Material provided:
----------------
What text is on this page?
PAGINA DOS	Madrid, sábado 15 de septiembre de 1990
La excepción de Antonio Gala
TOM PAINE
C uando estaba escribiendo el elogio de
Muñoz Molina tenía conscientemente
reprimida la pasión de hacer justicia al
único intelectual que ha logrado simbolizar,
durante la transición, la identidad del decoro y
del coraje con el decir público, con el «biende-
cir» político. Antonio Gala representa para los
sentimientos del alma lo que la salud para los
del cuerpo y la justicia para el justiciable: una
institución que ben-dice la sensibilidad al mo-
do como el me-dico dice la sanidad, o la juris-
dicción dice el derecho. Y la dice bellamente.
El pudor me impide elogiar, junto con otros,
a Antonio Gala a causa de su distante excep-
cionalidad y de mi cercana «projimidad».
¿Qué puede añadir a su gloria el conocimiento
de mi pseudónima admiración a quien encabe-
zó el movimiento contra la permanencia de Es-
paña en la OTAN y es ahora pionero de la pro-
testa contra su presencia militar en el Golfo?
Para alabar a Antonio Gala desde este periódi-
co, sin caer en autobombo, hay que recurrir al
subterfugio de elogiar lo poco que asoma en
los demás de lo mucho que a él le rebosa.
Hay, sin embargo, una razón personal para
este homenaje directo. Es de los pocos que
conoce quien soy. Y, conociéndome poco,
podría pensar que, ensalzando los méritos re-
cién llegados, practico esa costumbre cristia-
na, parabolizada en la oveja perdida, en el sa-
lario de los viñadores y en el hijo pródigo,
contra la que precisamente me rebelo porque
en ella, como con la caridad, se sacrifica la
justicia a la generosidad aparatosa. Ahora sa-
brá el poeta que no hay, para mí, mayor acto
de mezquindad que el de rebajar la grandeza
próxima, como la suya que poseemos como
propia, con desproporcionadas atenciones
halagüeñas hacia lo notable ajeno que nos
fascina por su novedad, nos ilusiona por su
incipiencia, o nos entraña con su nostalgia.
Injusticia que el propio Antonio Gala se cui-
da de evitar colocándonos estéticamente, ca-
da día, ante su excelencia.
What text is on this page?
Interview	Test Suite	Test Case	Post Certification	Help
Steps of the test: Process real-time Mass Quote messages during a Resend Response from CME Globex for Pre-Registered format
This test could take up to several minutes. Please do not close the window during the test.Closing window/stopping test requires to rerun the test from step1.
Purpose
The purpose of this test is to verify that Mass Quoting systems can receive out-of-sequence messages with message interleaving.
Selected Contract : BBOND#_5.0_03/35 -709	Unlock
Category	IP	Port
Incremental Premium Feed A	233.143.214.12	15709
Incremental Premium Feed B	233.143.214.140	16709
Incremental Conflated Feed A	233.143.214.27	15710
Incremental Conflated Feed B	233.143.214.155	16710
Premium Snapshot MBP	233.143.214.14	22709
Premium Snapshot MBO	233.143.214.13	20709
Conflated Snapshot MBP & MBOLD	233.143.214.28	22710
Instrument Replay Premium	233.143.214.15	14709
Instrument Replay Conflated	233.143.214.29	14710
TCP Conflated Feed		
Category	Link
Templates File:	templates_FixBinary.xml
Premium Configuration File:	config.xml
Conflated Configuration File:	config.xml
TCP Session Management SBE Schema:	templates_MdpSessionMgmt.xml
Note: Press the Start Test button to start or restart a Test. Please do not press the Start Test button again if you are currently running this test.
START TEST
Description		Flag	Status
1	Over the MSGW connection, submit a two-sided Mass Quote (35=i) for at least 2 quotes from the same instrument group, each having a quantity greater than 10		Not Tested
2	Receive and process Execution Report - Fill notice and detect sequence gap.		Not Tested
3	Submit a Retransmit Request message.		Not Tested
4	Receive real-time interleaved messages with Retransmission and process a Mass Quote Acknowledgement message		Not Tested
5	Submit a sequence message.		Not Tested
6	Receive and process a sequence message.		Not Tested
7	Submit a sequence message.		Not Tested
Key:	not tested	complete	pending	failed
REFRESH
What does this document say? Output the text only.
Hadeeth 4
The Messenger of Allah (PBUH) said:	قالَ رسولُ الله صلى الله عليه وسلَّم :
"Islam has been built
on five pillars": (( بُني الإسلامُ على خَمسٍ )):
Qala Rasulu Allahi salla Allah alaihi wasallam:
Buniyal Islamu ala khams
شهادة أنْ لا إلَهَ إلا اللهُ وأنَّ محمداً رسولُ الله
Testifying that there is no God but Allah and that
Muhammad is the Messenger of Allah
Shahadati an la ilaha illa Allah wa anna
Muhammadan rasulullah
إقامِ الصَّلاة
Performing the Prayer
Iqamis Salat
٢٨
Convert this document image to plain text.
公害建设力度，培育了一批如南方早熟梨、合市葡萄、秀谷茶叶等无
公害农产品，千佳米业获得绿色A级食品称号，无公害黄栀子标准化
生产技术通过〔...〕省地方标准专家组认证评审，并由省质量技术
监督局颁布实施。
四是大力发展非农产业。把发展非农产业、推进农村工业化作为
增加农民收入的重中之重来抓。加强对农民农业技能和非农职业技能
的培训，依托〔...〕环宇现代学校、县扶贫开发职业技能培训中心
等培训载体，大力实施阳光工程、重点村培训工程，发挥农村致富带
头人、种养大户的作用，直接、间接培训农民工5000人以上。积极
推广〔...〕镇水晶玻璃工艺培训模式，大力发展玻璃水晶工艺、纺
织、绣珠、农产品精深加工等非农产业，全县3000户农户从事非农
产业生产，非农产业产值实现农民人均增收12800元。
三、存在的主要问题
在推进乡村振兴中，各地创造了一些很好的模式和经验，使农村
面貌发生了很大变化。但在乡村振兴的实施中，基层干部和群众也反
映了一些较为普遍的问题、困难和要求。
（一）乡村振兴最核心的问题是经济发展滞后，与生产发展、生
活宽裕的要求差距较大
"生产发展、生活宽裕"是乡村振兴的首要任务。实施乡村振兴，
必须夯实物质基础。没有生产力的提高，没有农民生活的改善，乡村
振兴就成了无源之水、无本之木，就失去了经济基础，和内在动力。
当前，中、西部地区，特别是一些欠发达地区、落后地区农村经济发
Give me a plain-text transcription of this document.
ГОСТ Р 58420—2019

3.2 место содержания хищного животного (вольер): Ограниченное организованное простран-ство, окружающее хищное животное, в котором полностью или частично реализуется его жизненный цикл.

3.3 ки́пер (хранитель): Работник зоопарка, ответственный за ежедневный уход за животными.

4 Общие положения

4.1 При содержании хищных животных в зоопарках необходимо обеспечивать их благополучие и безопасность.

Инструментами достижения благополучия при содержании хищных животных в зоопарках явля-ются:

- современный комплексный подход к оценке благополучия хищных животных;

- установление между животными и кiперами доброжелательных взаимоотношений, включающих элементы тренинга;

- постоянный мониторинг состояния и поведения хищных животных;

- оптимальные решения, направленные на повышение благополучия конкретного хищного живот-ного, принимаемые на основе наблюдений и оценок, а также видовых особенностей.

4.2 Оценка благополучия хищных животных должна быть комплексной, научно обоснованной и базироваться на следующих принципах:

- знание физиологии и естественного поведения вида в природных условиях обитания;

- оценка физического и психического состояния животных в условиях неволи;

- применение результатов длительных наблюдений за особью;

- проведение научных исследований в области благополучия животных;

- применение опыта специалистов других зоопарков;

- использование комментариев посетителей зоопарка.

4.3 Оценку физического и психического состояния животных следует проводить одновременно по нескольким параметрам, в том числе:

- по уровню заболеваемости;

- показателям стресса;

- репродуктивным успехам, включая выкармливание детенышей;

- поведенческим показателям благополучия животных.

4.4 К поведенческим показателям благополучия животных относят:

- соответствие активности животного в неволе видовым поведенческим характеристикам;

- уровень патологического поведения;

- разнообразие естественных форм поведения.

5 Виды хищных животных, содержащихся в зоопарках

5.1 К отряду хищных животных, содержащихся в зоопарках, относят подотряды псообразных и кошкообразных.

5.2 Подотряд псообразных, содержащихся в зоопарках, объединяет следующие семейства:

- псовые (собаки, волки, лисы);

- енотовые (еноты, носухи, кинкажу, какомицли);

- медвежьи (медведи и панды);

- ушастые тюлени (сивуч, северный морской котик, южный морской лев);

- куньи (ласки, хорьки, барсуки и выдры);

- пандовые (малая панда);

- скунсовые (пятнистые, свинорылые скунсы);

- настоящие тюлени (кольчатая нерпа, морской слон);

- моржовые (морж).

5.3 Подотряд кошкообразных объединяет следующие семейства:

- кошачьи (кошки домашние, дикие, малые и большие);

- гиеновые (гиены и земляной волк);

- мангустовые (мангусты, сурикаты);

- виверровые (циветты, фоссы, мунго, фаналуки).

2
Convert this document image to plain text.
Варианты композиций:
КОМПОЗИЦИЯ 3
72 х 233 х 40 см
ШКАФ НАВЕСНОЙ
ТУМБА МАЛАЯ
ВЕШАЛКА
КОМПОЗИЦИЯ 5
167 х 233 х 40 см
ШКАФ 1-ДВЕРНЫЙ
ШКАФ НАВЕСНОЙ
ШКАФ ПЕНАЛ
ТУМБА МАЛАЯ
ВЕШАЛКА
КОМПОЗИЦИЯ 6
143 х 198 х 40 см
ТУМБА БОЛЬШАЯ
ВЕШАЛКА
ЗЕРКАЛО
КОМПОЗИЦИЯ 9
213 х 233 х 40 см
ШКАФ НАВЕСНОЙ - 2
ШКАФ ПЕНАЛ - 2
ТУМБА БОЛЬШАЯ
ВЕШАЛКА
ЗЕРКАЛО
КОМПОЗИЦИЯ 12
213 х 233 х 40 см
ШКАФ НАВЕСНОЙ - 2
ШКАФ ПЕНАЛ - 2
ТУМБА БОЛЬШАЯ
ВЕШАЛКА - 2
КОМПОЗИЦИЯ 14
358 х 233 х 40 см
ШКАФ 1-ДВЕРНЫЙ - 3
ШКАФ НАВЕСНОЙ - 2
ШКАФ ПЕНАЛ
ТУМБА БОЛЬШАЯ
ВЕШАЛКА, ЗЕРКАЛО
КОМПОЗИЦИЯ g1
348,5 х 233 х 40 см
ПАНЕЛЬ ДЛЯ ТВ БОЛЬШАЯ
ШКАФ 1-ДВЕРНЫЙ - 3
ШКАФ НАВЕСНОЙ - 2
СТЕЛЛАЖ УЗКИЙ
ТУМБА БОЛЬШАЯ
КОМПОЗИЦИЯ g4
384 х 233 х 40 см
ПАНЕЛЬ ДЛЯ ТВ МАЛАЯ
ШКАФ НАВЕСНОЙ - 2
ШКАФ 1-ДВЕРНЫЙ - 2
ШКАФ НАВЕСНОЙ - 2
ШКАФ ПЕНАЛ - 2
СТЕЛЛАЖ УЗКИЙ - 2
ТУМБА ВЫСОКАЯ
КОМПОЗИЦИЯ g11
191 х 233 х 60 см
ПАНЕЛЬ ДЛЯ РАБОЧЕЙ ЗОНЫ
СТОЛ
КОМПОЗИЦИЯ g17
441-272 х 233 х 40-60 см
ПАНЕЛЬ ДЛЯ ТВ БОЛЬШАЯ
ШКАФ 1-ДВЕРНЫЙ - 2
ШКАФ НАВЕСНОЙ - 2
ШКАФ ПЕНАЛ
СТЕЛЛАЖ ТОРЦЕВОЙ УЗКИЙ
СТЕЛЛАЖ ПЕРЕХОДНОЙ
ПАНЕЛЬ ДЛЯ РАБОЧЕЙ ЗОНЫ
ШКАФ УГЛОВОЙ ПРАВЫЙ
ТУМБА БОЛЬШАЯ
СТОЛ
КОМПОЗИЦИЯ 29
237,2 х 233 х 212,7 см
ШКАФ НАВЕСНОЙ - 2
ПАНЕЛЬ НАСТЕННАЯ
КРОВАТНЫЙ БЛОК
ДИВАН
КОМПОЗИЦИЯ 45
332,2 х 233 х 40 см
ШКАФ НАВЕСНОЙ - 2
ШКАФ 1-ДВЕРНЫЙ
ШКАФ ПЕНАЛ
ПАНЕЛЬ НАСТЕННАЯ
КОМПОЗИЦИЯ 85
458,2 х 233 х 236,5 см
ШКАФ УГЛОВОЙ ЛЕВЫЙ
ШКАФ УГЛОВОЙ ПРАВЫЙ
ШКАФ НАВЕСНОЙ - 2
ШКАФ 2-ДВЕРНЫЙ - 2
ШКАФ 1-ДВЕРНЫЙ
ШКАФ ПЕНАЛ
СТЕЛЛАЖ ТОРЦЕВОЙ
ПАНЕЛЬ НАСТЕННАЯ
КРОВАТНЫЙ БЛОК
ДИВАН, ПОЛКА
----------------
Task to complete: Read through the entries and copy each line in which "хищного" appears.

Response:
3.2 место содержания хищного животного (вольер): Ограниченное организованное простран-ство, окружающее хищное животное, в котором полностью или частично реализуется его жизненный цикл.
- оптимальные решения, направленные на повышение благополучия конкретного хищного живот-ного, принимаемые на основе наблюдений и оценок, а также видовых особенностей.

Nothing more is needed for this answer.